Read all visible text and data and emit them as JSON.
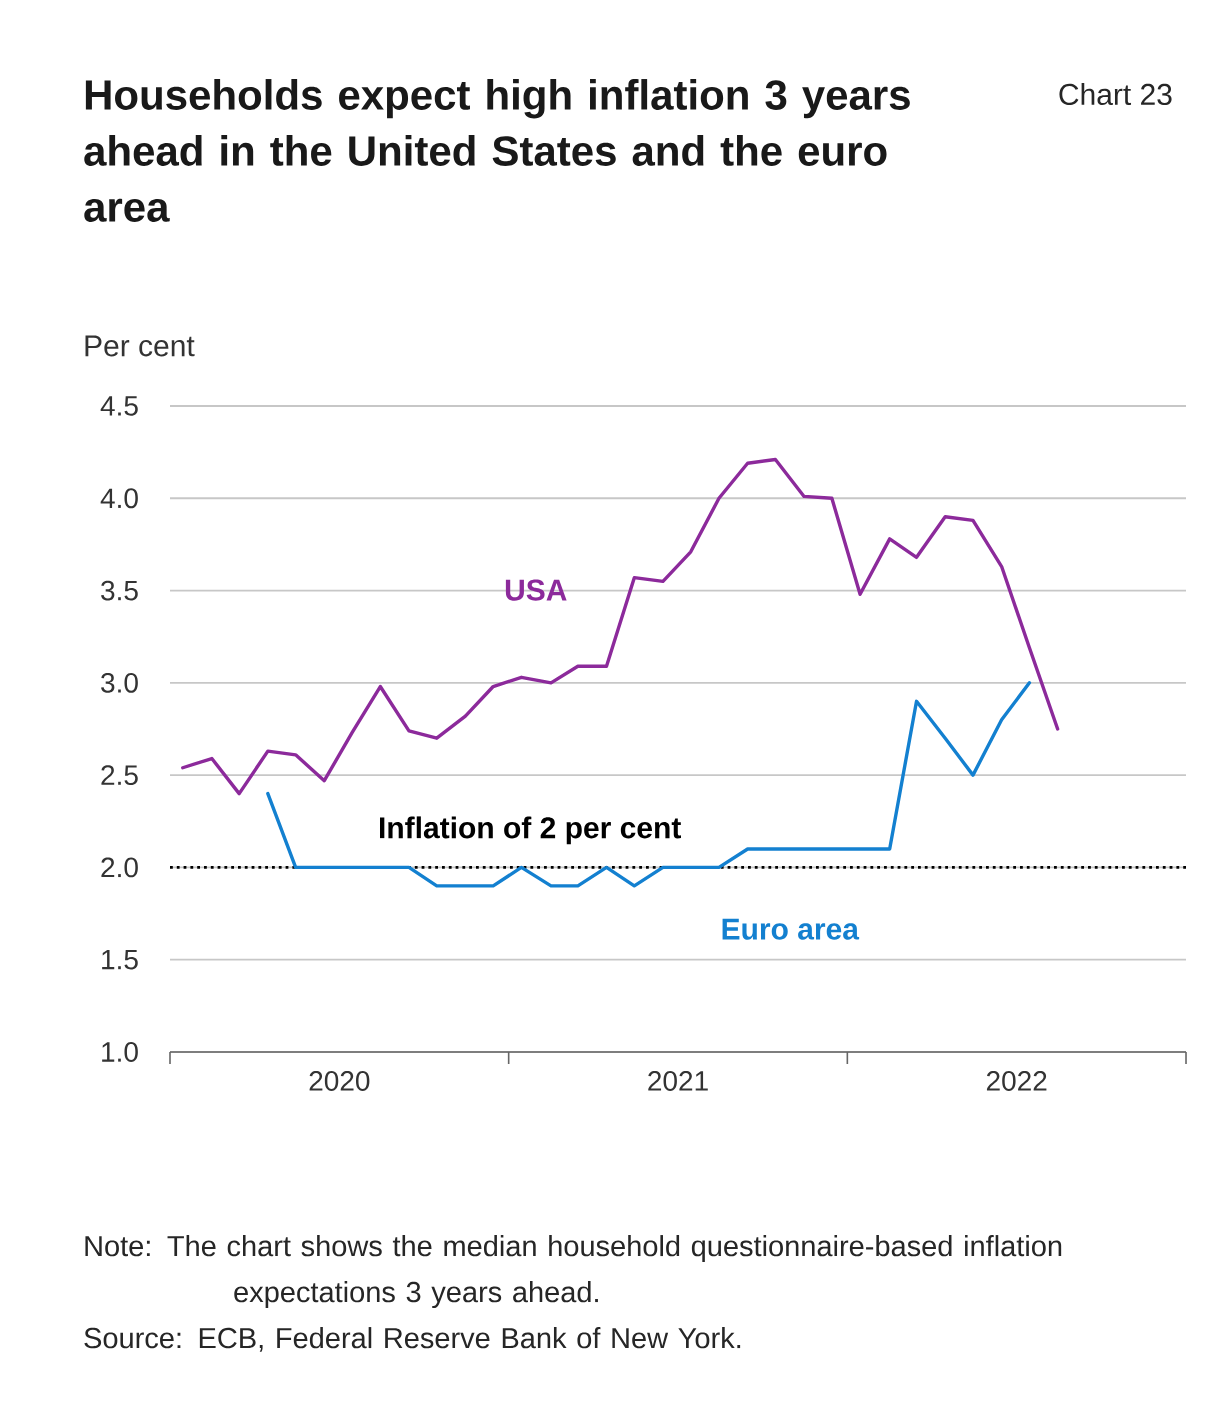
{
  "chart_data": {
    "type": "line",
    "title": "Households expect high inflation 3 years ahead in the United States and the euro area",
    "subtitle": "Chart 23",
    "ylabel": "Per cent",
    "series": [
      {
        "name": "USA",
        "color": "#8c2a9b",
        "x": [
          "2020-01-15",
          "2020-02-15",
          "2020-03-15",
          "2020-04-15",
          "2020-05-15",
          "2020-06-15",
          "2020-07-15",
          "2020-08-15",
          "2020-09-15",
          "2020-10-15",
          "2020-11-15",
          "2020-12-15",
          "2021-01-15",
          "2021-02-15",
          "2021-03-15",
          "2021-04-15",
          "2021-05-15",
          "2021-06-15",
          "2021-07-15",
          "2021-08-15",
          "2021-09-15",
          "2021-10-15",
          "2021-11-15",
          "2021-12-15",
          "2022-01-15",
          "2022-02-15",
          "2022-03-15",
          "2022-04-15",
          "2022-05-15",
          "2022-06-15",
          "2022-07-15",
          "2022-08-15"
        ],
        "values": [
          2.54,
          2.59,
          2.4,
          2.63,
          2.61,
          2.47,
          2.73,
          2.98,
          2.74,
          2.7,
          2.82,
          2.98,
          3.03,
          3.0,
          3.09,
          3.09,
          3.57,
          3.55,
          3.71,
          4.0,
          4.19,
          4.21,
          4.01,
          4.0,
          3.48,
          3.78,
          3.68,
          3.9,
          3.88,
          3.63,
          3.19,
          2.75
        ]
      },
      {
        "name": "Euro area",
        "color": "#1380d0",
        "x": [
          "2020-04-15",
          "2020-05-15",
          "2020-06-15",
          "2020-07-15",
          "2020-08-15",
          "2020-09-15",
          "2020-10-15",
          "2020-11-15",
          "2020-12-15",
          "2021-01-15",
          "2021-02-15",
          "2021-03-15",
          "2021-04-15",
          "2021-05-15",
          "2021-06-15",
          "2021-07-15",
          "2021-08-15",
          "2021-09-15",
          "2021-10-15",
          "2021-11-15",
          "2021-12-15",
          "2022-01-15",
          "2022-02-15",
          "2022-03-15",
          "2022-04-15",
          "2022-05-15",
          "2022-06-15",
          "2022-07-15"
        ],
        "values": [
          2.4,
          2.0,
          2.0,
          2.0,
          2.0,
          2.0,
          1.9,
          1.9,
          1.9,
          2.0,
          1.9,
          1.9,
          2.0,
          1.9,
          2.0,
          2.0,
          2.0,
          2.1,
          2.1,
          2.1,
          2.1,
          2.1,
          2.1,
          2.9,
          2.7,
          2.5,
          2.8,
          3.0
        ]
      }
    ],
    "xlim": [
      "2020-01-01",
      "2023-01-01"
    ],
    "xticks": [
      {
        "value": "2020-01-01",
        "label": null
      },
      {
        "value": "2021-01-01",
        "label": null
      },
      {
        "value": "2022-01-01",
        "label": null
      },
      {
        "value": "2023-01-01",
        "label": null
      },
      {
        "value": "2020-07-01",
        "label": "2020"
      },
      {
        "value": "2021-07-01",
        "label": "2021"
      },
      {
        "value": "2022-07-01",
        "label": "2022"
      }
    ],
    "ylim": [
      1.0,
      4.5
    ],
    "yticks": [
      {
        "value": 1.0,
        "label": "1.0"
      },
      {
        "value": 1.5,
        "label": "1.5"
      },
      {
        "value": 2.0,
        "label": "2.0"
      },
      {
        "value": 2.5,
        "label": "2.5"
      },
      {
        "value": 3.0,
        "label": "3.0"
      },
      {
        "value": 3.5,
        "label": "3.5"
      },
      {
        "value": 4.0,
        "label": "4.0"
      },
      {
        "value": 4.5,
        "label": "4.5"
      }
    ],
    "grid": "y",
    "ref_lines": [
      {
        "axis": "y",
        "value": 2.0,
        "label": "Inflation of 2 per cent",
        "color": "#000000",
        "line_style": "dotted"
      }
    ],
    "annotations": [
      "Note: The chart shows the median household questionnaire-based inflation expectations 3 years ahead.",
      "Source: ECB, Federal Reserve Bank of New York."
    ]
  }
}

:: What the exercise asks ::
Return every line of the preceding records in which the word "area" appears.

:: Answer to this task ::
    "title": "Households expect high inflation 3 years ahead in the United States and the euro area",
        "name": "Euro area",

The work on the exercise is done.